Given instruction >>
Rewrite the items from the line containing "Annotate this image: element" through the line containing "y-axis: 0 0.25", both included, as a numbered list with blank lines omitted.
*** Data entries
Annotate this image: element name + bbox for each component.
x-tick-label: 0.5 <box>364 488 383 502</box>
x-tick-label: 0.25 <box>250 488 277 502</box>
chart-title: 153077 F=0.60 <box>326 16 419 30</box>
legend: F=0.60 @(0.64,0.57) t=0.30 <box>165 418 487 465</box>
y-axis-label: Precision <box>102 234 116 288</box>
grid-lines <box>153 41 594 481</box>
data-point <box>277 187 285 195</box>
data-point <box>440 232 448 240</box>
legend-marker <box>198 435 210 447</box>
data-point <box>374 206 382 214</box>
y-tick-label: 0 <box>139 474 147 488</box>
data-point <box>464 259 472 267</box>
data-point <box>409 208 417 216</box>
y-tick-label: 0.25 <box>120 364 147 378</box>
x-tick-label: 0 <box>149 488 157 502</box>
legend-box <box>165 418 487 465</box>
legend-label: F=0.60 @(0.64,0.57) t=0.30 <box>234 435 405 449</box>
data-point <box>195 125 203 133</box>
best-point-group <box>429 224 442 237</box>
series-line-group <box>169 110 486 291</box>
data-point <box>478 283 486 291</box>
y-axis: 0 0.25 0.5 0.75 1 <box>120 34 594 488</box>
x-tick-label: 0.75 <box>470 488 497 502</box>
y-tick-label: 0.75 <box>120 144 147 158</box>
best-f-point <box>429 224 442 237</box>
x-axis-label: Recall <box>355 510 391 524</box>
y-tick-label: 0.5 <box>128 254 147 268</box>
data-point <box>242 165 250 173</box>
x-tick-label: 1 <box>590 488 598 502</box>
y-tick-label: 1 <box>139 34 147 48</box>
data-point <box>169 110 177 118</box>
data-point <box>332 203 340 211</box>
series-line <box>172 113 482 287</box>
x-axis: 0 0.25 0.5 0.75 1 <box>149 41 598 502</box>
******
*** Data entries
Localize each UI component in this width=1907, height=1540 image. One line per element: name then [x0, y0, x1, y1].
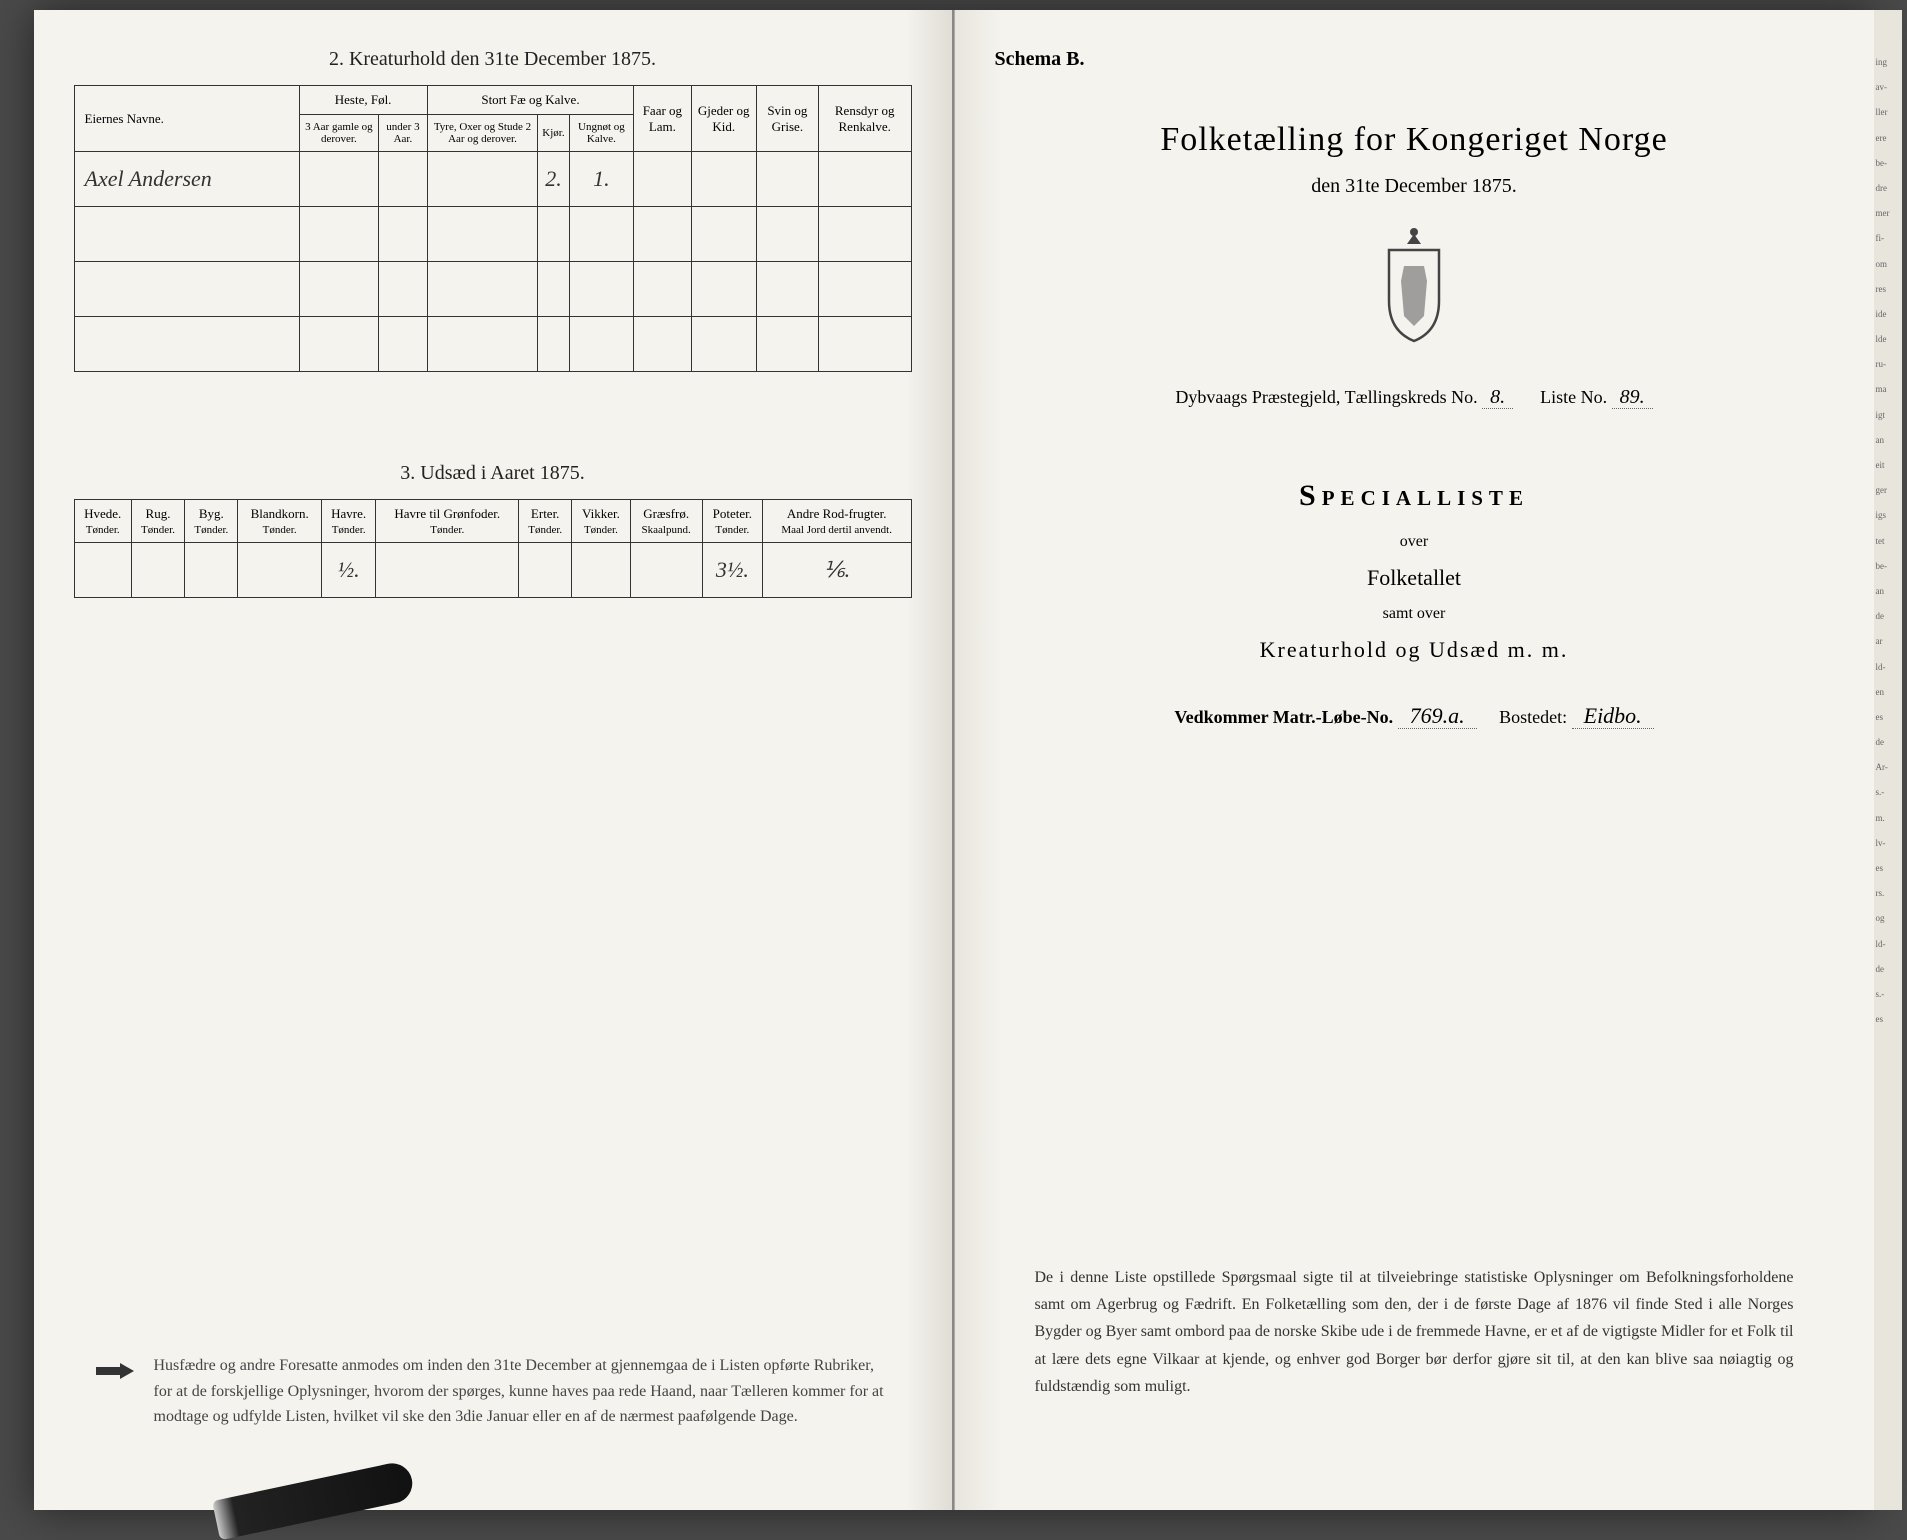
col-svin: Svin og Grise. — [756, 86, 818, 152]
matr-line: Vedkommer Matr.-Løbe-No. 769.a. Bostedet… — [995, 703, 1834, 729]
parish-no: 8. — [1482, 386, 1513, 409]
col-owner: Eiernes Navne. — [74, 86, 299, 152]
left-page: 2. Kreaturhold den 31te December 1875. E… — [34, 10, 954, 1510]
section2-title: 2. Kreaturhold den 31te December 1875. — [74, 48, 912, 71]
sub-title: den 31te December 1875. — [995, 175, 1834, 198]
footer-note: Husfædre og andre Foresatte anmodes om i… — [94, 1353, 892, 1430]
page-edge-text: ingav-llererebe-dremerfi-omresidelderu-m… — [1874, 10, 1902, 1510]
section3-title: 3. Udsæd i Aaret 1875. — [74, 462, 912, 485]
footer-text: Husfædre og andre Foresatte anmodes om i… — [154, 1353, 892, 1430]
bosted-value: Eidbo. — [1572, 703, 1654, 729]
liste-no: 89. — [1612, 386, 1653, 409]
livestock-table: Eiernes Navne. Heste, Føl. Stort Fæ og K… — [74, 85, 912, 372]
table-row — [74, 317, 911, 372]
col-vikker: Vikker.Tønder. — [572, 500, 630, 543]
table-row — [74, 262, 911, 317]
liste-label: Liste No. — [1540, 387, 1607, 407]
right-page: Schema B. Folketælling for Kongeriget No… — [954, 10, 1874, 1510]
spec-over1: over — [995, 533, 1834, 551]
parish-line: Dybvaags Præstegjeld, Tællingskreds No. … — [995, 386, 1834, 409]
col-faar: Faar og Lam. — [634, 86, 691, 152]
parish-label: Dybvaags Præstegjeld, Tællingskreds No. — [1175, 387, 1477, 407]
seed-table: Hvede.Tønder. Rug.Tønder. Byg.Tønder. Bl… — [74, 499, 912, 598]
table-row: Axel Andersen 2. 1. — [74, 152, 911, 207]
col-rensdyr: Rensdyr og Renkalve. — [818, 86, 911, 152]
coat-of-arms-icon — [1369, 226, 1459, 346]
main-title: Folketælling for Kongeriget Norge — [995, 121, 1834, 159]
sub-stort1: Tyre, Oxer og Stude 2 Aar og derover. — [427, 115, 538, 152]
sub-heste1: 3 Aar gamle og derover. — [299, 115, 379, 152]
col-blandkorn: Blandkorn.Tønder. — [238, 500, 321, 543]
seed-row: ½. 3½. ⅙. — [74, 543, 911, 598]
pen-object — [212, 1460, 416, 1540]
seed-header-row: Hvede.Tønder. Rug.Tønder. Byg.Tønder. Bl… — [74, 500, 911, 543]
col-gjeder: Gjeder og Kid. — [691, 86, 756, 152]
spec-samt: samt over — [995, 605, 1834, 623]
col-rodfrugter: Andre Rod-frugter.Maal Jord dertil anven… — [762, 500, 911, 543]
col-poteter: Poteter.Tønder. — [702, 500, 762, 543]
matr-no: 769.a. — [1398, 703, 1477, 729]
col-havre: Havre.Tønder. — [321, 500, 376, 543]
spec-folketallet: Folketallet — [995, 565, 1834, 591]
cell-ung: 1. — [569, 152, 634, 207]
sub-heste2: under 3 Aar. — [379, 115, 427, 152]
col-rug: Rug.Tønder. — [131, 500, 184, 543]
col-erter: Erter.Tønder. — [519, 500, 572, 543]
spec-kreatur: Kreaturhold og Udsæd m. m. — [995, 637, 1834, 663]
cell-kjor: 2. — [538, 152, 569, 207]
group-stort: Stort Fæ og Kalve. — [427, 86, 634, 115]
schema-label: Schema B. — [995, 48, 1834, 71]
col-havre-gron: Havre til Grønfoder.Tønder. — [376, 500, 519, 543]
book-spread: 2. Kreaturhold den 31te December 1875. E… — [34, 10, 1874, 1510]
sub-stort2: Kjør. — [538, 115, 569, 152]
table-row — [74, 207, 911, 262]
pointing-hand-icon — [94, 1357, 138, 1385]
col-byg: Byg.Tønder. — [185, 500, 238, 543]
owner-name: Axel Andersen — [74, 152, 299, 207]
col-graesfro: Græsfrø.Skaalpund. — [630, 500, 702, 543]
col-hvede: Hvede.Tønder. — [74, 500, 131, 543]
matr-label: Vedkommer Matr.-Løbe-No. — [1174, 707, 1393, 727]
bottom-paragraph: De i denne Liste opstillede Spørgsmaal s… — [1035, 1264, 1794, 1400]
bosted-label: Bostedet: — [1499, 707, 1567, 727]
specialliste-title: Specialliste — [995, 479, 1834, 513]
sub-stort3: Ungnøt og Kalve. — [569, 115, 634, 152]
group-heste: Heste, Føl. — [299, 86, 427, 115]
******
Task output >>
1. Annotate this image: element name + bbox for each component.
2. x-tick-label: 0.5 <box>364 488 383 502</box>
3. x-tick-label: 0.25 <box>250 488 277 502</box>
4. chart-title: 153077 F=0.60 <box>326 16 419 30</box>
5. legend: F=0.60 @(0.64,0.57) t=0.30 <box>165 418 487 465</box>
6. y-axis-label: Precision <box>102 234 116 288</box>
7. grid-lines <box>153 41 594 481</box>
8. data-point <box>277 187 285 195</box>
9. data-point <box>440 232 448 240</box>
10. legend-marker <box>198 435 210 447</box>
11. data-point <box>374 206 382 214</box>
12. y-tick-label: 0 <box>139 474 147 488</box>
13. data-point <box>464 259 472 267</box>
14. data-point <box>409 208 417 216</box>
15. y-tick-label: 0.25 <box>120 364 147 378</box>
16. x-tick-label: 0 <box>149 488 157 502</box>
17. legend-box <box>165 418 487 465</box>
18. legend-label: F=0.60 @(0.64,0.57) t=0.30 <box>234 435 405 449</box>
19. data-point <box>195 125 203 133</box>
20. best-point-group <box>429 224 442 237</box>
21. series-line-group <box>169 110 486 291</box>
22. data-point <box>478 283 486 291</box>
23. y-axis: 0 0.25 0.5 0.75 1 <box>120 34 594 488</box>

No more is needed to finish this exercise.